## BEGIN Dataset excerpts

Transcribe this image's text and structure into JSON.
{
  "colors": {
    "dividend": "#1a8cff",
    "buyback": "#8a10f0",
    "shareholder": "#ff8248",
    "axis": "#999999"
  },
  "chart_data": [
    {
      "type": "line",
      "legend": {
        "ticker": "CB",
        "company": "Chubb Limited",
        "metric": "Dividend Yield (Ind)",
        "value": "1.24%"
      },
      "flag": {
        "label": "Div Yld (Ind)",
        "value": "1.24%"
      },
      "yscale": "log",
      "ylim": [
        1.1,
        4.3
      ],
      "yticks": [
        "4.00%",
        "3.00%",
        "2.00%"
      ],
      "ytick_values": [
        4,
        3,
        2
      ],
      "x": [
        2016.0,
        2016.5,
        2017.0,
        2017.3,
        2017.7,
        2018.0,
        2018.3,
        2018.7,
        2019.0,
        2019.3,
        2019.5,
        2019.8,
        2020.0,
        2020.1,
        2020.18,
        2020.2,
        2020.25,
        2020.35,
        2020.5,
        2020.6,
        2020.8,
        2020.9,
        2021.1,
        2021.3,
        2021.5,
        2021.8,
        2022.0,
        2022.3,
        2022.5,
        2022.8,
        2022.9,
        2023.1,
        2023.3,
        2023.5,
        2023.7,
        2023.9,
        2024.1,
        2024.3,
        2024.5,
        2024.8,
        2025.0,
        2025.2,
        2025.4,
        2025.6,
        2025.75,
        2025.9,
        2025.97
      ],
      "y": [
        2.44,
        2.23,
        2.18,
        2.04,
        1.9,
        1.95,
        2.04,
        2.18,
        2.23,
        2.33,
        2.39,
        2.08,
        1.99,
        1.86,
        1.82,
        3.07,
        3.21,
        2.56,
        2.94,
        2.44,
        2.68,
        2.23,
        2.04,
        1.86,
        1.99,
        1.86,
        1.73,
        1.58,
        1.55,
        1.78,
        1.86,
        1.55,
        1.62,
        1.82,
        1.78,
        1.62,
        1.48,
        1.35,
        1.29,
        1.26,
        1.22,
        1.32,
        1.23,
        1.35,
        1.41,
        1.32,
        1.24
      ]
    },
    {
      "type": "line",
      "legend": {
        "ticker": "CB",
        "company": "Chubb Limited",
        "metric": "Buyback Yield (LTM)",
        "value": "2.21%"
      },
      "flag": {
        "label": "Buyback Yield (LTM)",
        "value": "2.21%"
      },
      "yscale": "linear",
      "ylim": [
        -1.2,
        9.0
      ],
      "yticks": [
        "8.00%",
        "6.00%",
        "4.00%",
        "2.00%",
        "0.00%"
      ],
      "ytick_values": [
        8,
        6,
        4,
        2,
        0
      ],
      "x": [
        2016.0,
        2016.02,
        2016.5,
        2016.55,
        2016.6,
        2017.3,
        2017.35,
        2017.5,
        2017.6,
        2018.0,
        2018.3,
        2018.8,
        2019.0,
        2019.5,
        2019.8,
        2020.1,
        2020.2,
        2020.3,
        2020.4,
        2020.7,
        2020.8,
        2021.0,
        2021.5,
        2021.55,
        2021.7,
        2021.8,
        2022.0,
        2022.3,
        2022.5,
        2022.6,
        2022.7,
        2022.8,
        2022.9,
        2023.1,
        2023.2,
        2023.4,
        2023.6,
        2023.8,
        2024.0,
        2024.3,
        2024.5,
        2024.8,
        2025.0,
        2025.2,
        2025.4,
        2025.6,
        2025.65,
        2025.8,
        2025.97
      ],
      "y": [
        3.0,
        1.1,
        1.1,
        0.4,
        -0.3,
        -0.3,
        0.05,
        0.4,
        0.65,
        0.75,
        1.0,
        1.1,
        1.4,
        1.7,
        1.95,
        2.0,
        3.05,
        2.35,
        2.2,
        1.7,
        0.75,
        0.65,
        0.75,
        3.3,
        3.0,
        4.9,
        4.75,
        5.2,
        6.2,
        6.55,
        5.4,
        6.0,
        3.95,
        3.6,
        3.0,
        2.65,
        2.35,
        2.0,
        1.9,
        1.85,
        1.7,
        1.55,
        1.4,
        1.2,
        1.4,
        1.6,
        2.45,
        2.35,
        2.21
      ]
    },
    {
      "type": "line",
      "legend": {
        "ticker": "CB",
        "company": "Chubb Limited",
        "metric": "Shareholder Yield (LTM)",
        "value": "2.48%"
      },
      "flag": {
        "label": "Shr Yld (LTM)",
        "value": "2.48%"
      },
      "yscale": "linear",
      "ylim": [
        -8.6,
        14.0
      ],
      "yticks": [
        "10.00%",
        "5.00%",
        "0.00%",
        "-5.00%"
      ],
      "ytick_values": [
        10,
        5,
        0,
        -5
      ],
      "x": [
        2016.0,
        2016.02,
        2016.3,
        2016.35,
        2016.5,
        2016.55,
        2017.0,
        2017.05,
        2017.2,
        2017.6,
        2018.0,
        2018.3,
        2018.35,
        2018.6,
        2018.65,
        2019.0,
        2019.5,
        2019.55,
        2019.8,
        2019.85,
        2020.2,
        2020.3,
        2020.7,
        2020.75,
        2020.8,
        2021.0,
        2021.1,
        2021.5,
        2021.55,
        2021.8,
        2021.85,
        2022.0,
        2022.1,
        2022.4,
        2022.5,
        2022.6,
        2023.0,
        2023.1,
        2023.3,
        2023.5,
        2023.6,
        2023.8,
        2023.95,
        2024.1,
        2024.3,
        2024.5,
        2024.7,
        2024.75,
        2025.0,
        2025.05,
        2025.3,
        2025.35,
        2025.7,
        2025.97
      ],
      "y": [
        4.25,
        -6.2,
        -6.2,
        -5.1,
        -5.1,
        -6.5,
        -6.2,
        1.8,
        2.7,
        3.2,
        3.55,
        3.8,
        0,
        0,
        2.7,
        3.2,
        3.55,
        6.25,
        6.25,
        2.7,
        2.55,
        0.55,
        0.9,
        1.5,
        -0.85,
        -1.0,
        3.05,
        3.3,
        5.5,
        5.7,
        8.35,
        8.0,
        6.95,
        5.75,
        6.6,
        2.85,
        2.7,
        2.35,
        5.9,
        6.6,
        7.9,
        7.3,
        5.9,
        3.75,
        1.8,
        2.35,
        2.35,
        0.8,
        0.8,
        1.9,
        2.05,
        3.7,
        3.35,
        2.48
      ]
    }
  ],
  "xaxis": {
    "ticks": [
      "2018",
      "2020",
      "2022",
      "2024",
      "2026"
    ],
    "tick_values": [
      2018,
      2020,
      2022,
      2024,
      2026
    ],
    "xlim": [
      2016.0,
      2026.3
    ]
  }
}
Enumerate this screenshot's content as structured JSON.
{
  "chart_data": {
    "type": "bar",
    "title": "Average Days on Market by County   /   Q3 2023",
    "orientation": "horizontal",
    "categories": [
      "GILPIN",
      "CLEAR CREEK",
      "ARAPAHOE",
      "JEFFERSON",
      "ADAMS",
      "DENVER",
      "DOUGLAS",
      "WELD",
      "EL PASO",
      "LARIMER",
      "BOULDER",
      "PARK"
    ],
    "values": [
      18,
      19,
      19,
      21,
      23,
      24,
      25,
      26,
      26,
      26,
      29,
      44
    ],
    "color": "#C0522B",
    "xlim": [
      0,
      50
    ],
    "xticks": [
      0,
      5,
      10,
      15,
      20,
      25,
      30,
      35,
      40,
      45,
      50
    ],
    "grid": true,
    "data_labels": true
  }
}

## END Dataset excerpts

** Required work **
From the entries above, list each line with "this" in it.

** The answer **
Transcribe this image's text and structure into JSON.
Enumerate this screenshot's content as structured JSON.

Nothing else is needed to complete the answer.